TASK DESCRIPTION:
Set down every record once more, exactly as given.

LISTED RECORDS:
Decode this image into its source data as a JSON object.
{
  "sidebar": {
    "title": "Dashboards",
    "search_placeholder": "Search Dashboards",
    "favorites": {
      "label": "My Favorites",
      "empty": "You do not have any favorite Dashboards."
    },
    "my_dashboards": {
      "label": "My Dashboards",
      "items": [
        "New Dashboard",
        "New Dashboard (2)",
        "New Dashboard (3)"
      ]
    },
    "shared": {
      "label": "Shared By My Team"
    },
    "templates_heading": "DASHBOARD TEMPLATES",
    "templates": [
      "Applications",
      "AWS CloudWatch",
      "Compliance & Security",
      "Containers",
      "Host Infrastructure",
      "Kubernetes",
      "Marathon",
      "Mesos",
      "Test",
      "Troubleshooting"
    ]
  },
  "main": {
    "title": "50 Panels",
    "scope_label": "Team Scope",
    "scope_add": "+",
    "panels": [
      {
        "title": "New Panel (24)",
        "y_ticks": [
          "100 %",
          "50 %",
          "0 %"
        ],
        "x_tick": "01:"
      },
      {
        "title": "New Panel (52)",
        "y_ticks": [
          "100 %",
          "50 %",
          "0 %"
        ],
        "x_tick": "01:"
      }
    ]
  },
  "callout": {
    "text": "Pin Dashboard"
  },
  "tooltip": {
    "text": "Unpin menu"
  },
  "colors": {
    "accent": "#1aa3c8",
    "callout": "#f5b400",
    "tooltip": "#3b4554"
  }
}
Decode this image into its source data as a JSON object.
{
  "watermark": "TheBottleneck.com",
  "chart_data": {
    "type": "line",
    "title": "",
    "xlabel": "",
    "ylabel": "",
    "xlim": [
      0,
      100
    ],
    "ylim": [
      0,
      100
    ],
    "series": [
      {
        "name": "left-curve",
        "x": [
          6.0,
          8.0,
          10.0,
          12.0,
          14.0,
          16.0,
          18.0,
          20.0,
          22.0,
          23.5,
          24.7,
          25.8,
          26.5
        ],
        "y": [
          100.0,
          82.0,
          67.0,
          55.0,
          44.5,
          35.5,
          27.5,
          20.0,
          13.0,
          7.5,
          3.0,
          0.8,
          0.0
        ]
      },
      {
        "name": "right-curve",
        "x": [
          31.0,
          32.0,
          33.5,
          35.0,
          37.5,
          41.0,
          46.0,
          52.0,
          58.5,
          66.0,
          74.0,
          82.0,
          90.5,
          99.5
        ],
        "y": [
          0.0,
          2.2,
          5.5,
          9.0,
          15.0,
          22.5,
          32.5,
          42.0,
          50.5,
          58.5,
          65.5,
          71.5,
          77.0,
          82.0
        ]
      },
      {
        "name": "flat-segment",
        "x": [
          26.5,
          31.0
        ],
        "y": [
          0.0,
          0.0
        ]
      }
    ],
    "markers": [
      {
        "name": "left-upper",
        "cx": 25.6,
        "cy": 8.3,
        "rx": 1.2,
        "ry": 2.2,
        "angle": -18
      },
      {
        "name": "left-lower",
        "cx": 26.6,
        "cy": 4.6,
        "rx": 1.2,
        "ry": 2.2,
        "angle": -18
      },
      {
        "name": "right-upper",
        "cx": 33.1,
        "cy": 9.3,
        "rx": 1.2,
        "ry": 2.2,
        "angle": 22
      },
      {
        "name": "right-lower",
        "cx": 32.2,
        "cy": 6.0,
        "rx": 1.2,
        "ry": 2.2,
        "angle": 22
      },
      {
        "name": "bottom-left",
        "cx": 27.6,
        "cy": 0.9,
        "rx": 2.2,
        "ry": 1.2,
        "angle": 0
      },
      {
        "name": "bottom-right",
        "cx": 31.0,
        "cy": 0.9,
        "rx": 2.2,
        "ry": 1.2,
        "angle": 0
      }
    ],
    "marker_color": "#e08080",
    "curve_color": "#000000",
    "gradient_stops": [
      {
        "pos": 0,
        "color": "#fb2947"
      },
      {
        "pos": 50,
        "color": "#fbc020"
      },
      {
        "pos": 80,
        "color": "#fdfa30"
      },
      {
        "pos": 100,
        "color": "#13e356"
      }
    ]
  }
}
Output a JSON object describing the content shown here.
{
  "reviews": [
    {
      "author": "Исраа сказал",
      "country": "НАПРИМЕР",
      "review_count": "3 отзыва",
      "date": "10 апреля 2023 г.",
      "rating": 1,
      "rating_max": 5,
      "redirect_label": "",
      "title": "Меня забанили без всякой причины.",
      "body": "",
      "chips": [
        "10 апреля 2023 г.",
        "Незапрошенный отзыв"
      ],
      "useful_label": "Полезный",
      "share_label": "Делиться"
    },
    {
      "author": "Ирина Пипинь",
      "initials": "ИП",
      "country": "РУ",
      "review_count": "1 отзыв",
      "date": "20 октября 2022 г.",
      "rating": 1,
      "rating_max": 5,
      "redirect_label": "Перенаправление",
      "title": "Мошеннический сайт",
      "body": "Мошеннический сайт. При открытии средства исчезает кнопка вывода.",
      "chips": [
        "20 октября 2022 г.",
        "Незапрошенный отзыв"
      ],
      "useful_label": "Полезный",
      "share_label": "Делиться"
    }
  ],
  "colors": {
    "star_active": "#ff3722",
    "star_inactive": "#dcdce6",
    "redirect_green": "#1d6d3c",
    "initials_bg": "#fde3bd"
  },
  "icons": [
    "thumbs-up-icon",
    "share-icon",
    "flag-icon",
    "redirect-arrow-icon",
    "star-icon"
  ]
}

COMPLETED EXERCISE:
Decode this image into its source data as a JSON object.
{
  "sidebar": {
    "title": "Dashboards",
    "search_placeholder": "Search Dashboards",
    "favorites": {
      "label": "My Favorites",
      "empty": "You do not have any favorite Dashboards."
    },
    "my_dashboards": {
      "label": "My Dashboards",
      "items": [
        "New Dashboard",
        "New Dashboard (2)",
        "New Dashboard (3)"
      ]
    },
    "shared": {
      "label": "Shared By My Team"
    },
    "templates_heading": "DASHBOARD TEMPLATES",
    "templates": [
      "Applications",
      "AWS CloudWatch",
      "Compliance & Security",
      "Containers",
      "Host Infrastructure",
      "Kubernetes",
      "Marathon",
      "Mesos",
      "Test",
      "Troubleshooting"
    ]
  },
  "main": {
    "title": "50 Panels",
    "scope_label": "Team Scope",
    "scope_add": "+",
    "panels": [
      {
        "title": "New Panel (24)",
        "y_ticks": [
          "100 %",
          "50 %",
          "0 %"
        ],
        "x_tick": "01:"
      },
      {
        "title": "New Panel (52)",
        "y_ticks": [
          "100 %",
          "50 %",
          "0 %"
        ],
        "x_tick": "01:"
      }
    ]
  },
  "callout": {
    "text": "Pin Dashboard"
  },
  "tooltip": {
    "text": "Unpin menu"
  },
  "colors": {
    "accent": "#1aa3c8",
    "callout": "#f5b400",
    "tooltip": "#3b4554"
  }
}
Decode this image into its source data as a JSON object.
{
  "watermark": "TheBottleneck.com",
  "chart_data": {
    "type": "line",
    "title": "",
    "xlabel": "",
    "ylabel": "",
    "xlim": [
      0,
      100
    ],
    "ylim": [
      0,
      100
    ],
    "series": [
      {
        "name": "left-curve",
        "x": [
          6.0,
          8.0,
          10.0,
          12.0,
          14.0,
          16.0,
          18.0,
          20.0,
          22.0,
          23.5,
          24.7,
          25.8,
          26.5
        ],
        "y": [
          100.0,
          82.0,
          67.0,
          55.0,
          44.5,
          35.5,
          27.5,
          20.0,
          13.0,
          7.5,
          3.0,
          0.8,
          0.0
        ]
      },
      {
        "name": "right-curve",
        "x": [
          31.0,
          32.0,
          33.5,
          35.0,
          37.5,
          41.0,
          46.0,
          52.0,
          58.5,
          66.0,
          74.0,
          82.0,
          90.5,
          99.5
        ],
        "y": [
          0.0,
          2.2,
          5.5,
          9.0,
          15.0,
          22.5,
          32.5,
          42.0,
          50.5,
          58.5,
          65.5,
          71.5,
          77.0,
          82.0
        ]
      },
      {
        "name": "flat-segment",
        "x": [
          26.5,
          31.0
        ],
        "y": [
          0.0,
          0.0
        ]
      }
    ],
    "markers": [
      {
        "name": "left-upper",
        "cx": 25.6,
        "cy": 8.3,
        "rx": 1.2,
        "ry": 2.2,
        "angle": -18
      },
      {
        "name": "left-lower",
        "cx": 26.6,
        "cy": 4.6,
        "rx": 1.2,
        "ry": 2.2,
        "angle": -18
      },
      {
        "name": "right-upper",
        "cx": 33.1,
        "cy": 9.3,
        "rx": 1.2,
        "ry": 2.2,
        "angle": 22
      },
      {
        "name": "right-lower",
        "cx": 32.2,
        "cy": 6.0,
        "rx": 1.2,
        "ry": 2.2,
        "angle": 22
      },
      {
        "name": "bottom-left",
        "cx": 27.6,
        "cy": 0.9,
        "rx": 2.2,
        "ry": 1.2,
        "angle": 0
      },
      {
        "name": "bottom-right",
        "cx": 31.0,
        "cy": 0.9,
        "rx": 2.2,
        "ry": 1.2,
        "angle": 0
      }
    ],
    "marker_color": "#e08080",
    "curve_color": "#000000",
    "gradient_stops": [
      {
        "pos": 0,
        "color": "#fb2947"
      },
      {
        "pos": 50,
        "color": "#fbc020"
      },
      {
        "pos": 80,
        "color": "#fdfa30"
      },
      {
        "pos": 100,
        "color": "#13e356"
      }
    ]
  }
}
Output a JSON object describing the content shown here.
{
  "reviews": [
    {
      "author": "Исраа сказал",
      "country": "НАПРИМЕР",
      "review_count": "3 отзыва",
      "date": "10 апреля 2023 г.",
      "rating": 1,
      "rating_max": 5,
      "redirect_label": "",
      "title": "Меня забанили без всякой причины.",
      "body": "",
      "chips": [
        "10 апреля 2023 г.",
        "Незапрошенный отзыв"
      ],
      "useful_label": "Полезный",
      "share_label": "Делиться"
    },
    {
      "author": "Ирина Пипинь",
      "initials": "ИП",
      "country": "РУ",
      "review_count": "1 отзыв",
      "date": "20 октября 2022 г.",
      "rating": 1,
      "rating_max": 5,
      "redirect_label": "Перенаправление",
      "title": "Мошеннический сайт",
      "body": "Мошеннический сайт. При открытии средства исчезает кнопка вывода.",
      "chips": [
        "20 октября 2022 г.",
        "Незапрошенный отзыв"
      ],
      "useful_label": "Полезный",
      "share_label": "Делиться"
    }
  ],
  "colors": {
    "star_active": "#ff3722",
    "star_inactive": "#dcdce6",
    "redirect_green": "#1d6d3c",
    "initials_bg": "#fde3bd"
  },
  "icons": [
    "thumbs-up-icon",
    "share-icon",
    "flag-icon",
    "redirect-arrow-icon",
    "star-icon"
  ]
}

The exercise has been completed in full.